REQUIREMENT:
Write out each line of the listing as it stands, without the images.

━━━━━ DATA SECTION

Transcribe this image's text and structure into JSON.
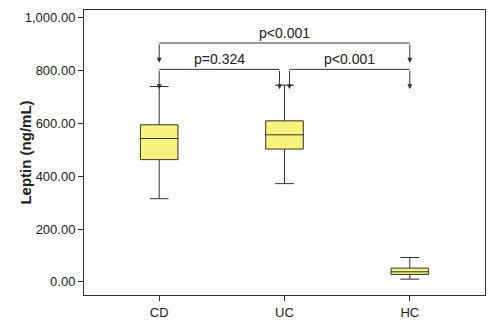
{
  "chart_data": {
    "type": "box",
    "y_label": "Leptin (ng/mL)",
    "categories": [
      "CD",
      "UC",
      "HC"
    ],
    "min": [
      315,
      372,
      10
    ],
    "q1": [
      463,
      503,
      28
    ],
    "median": [
      543,
      557,
      38
    ],
    "q3": [
      595,
      610,
      52
    ],
    "max": [
      740,
      745,
      92
    ],
    "color": "#f7f27c",
    "ylim": [
      -50,
      1030
    ],
    "yticks": [
      {
        "value": 0,
        "label": "0.00"
      },
      {
        "value": 200,
        "label": "200.00"
      },
      {
        "value": 400,
        "label": "400.00"
      },
      {
        "value": 600,
        "label": "600.00"
      },
      {
        "value": 800,
        "label": "800.00"
      },
      {
        "value": 1000,
        "label": "1,000.00"
      }
    ],
    "grid": false,
    "annotations": [
      {
        "text": "p<0.001",
        "from": "CD",
        "to": "HC",
        "y": 905
      },
      {
        "text": "p=0.324",
        "from": "CD",
        "to": "UC",
        "y": 805
      },
      {
        "text": "p<0.001",
        "from": "UC",
        "to": "HC",
        "y": 805
      }
    ]
  }
}
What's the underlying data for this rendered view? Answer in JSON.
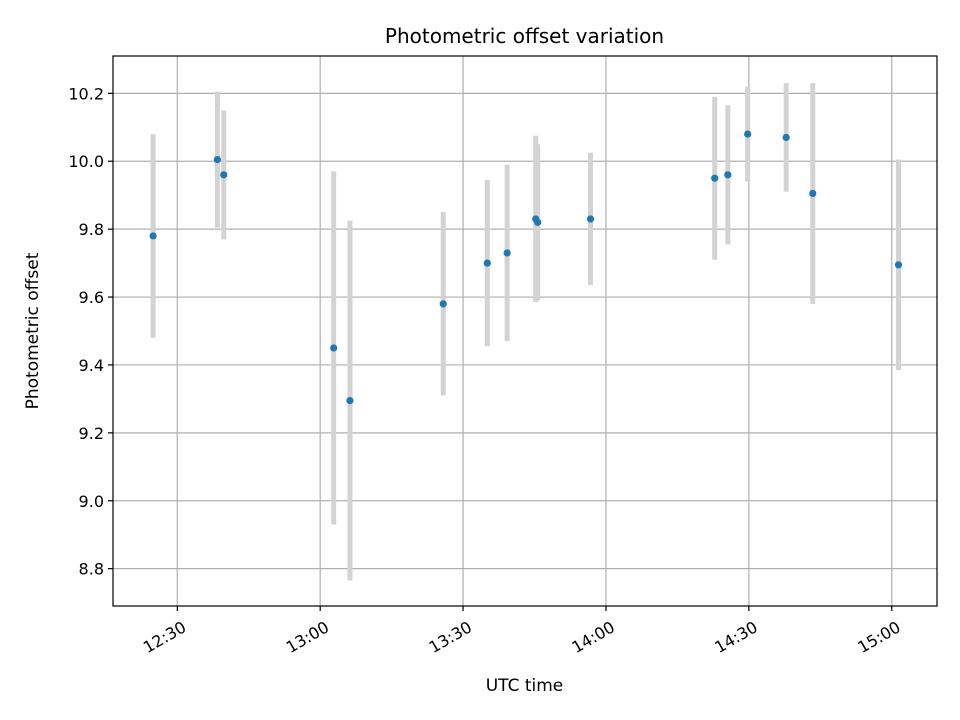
{
  "chart_data": {
    "type": "scatter",
    "title": "Photometric offset variation",
    "xlabel": "UTC time",
    "ylabel": "Photometric offset",
    "x_tick_labels": [
      "12:30",
      "13:00",
      "13:30",
      "14:00",
      "14:30",
      "15:00"
    ],
    "x_tick_minutes": [
      750,
      780,
      810,
      840,
      870,
      900
    ],
    "xlim_minutes": [
      736.5,
      909.5
    ],
    "ylim": [
      8.69,
      10.31
    ],
    "y_ticks": [
      8.8,
      9.0,
      9.2,
      9.4,
      9.6,
      9.8,
      10.0,
      10.2
    ],
    "y_tick_labels": [
      "8.8",
      "9.0",
      "9.2",
      "9.4",
      "9.6",
      "9.8",
      "10.0",
      "10.2"
    ],
    "grid": true,
    "colors": {
      "point": "#1f77b4",
      "errorbar": "#d3d3d3",
      "grid": "#b0b0b0",
      "axes": "#000000"
    },
    "points": [
      {
        "time": "12:24:55",
        "y": 9.78,
        "err": 0.3
      },
      {
        "time": "12:38:25",
        "y": 10.005,
        "err": 0.2
      },
      {
        "time": "12:39:45",
        "y": 9.96,
        "err": 0.19
      },
      {
        "time": "13:02:50",
        "y": 9.45,
        "err": 0.52
      },
      {
        "time": "13:06:15",
        "y": 9.295,
        "err": 0.53
      },
      {
        "time": "13:25:50",
        "y": 9.58,
        "err": 0.27
      },
      {
        "time": "13:35:05",
        "y": 9.7,
        "err": 0.245
      },
      {
        "time": "13:39:15",
        "y": 9.73,
        "err": 0.26
      },
      {
        "time": "13:45:15",
        "y": 9.83,
        "err": 0.245
      },
      {
        "time": "13:45:40",
        "y": 9.82,
        "err": 0.23
      },
      {
        "time": "13:56:45",
        "y": 9.83,
        "err": 0.195
      },
      {
        "time": "14:22:50",
        "y": 9.95,
        "err": 0.24
      },
      {
        "time": "14:25:35",
        "y": 9.96,
        "err": 0.205
      },
      {
        "time": "14:29:45",
        "y": 10.08,
        "err": 0.14
      },
      {
        "time": "14:37:50",
        "y": 10.07,
        "err": 0.16
      },
      {
        "time": "14:43:25",
        "y": 9.905,
        "err": 0.325
      },
      {
        "time": "15:01:25",
        "y": 9.695,
        "err": 0.31
      }
    ]
  }
}
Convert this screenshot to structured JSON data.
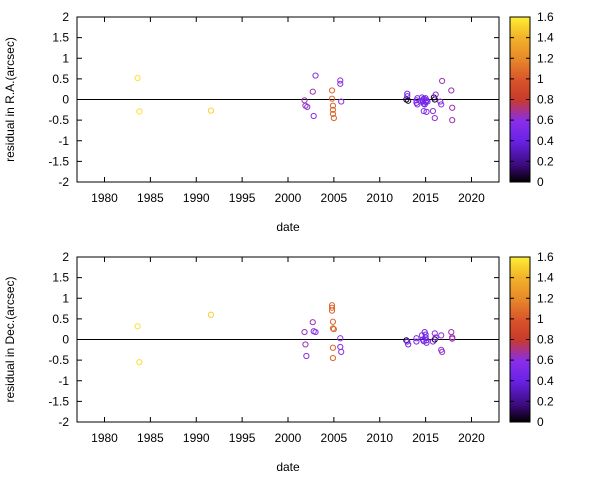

━━━━━━━━━━

RESULT FOR THIS TASK:
Transcribe this image's text and structure into JSON.
{
  "chart_data": {
    "type": "box",
    "y_label": "Leptin (ng/mL)",
    "categories": [
      "CD",
      "UC",
      "HC"
    ],
    "min": [
      315,
      372,
      10
    ],
    "q1": [
      463,
      503,
      28
    ],
    "median": [
      543,
      557,
      38
    ],
    "q3": [
      595,
      610,
      52
    ],
    "max": [
      740,
      745,
      92
    ],
    "color": "#f7f27c",
    "ylim": [
      -50,
      1030
    ],
    "yticks": [
      {
        "value": 0,
        "label": "0.00"
      },
      {
        "value": 200,
        "label": "200.00"
      },
      {
        "value": 400,
        "label": "400.00"
      },
      {
        "value": 600,
        "label": "600.00"
      },
      {
        "value": 800,
        "label": "800.00"
      },
      {
        "value": 1000,
        "label": "1,000.00"
      }
    ],
    "grid": false,
    "annotations": [
      {
        "text": "p<0.001",
        "from": "CD",
        "to": "HC",
        "y": 905
      },
      {
        "text": "p=0.324",
        "from": "CD",
        "to": "UC",
        "y": 805
      },
      {
        "text": "p<0.001",
        "from": "UC",
        "to": "HC",
        "y": 805
      }
    ]
  }
}
What's the underlying data for this rendered view? Answer in JSON.
{
  "chart_data": {
    "type": "scatter",
    "title": "Photometric offset variation",
    "xlabel": "UTC time",
    "ylabel": "Photometric offset",
    "x_tick_labels": [
      "12:30",
      "13:00",
      "13:30",
      "14:00",
      "14:30",
      "15:00"
    ],
    "x_tick_minutes": [
      750,
      780,
      810,
      840,
      870,
      900
    ],
    "xlim_minutes": [
      736.5,
      909.5
    ],
    "ylim": [
      8.69,
      10.31
    ],
    "y_ticks": [
      8.8,
      9.0,
      9.2,
      9.4,
      9.6,
      9.8,
      10.0,
      10.2
    ],
    "y_tick_labels": [
      "8.8",
      "9.0",
      "9.2",
      "9.4",
      "9.6",
      "9.8",
      "10.0",
      "10.2"
    ],
    "grid": true,
    "colors": {
      "point": "#1f77b4",
      "errorbar": "#d3d3d3",
      "grid": "#b0b0b0",
      "axes": "#000000"
    },
    "points": [
      {
        "time": "12:24:55",
        "y": 9.78,
        "err": 0.3
      },
      {
        "time": "12:38:25",
        "y": 10.005,
        "err": 0.2
      },
      {
        "time": "12:39:45",
        "y": 9.96,
        "err": 0.19
      },
      {
        "time": "13:02:50",
        "y": 9.45,
        "err": 0.52
      },
      {
        "time": "13:06:15",
        "y": 9.295,
        "err": 0.53
      },
      {
        "time": "13:25:50",
        "y": 9.58,
        "err": 0.27
      },
      {
        "time": "13:35:05",
        "y": 9.7,
        "err": 0.245
      },
      {
        "time": "13:39:15",
        "y": 9.73,
        "err": 0.26
      },
      {
        "time": "13:45:15",
        "y": 9.83,
        "err": 0.245
      },
      {
        "time": "13:45:40",
        "y": 9.82,
        "err": 0.23
      },
      {
        "time": "13:56:45",
        "y": 9.83,
        "err": 0.195
      },
      {
        "time": "14:22:50",
        "y": 9.95,
        "err": 0.24
      },
      {
        "time": "14:25:35",
        "y": 9.96,
        "err": 0.205
      },
      {
        "time": "14:29:45",
        "y": 10.08,
        "err": 0.14
      },
      {
        "time": "14:37:50",
        "y": 10.07,
        "err": 0.16
      },
      {
        "time": "14:43:25",
        "y": 9.905,
        "err": 0.325
      },
      {
        "time": "15:01:25",
        "y": 9.695,
        "err": 0.31
      }
    ]
  }
}
Convert this screenshot to structured JSON data.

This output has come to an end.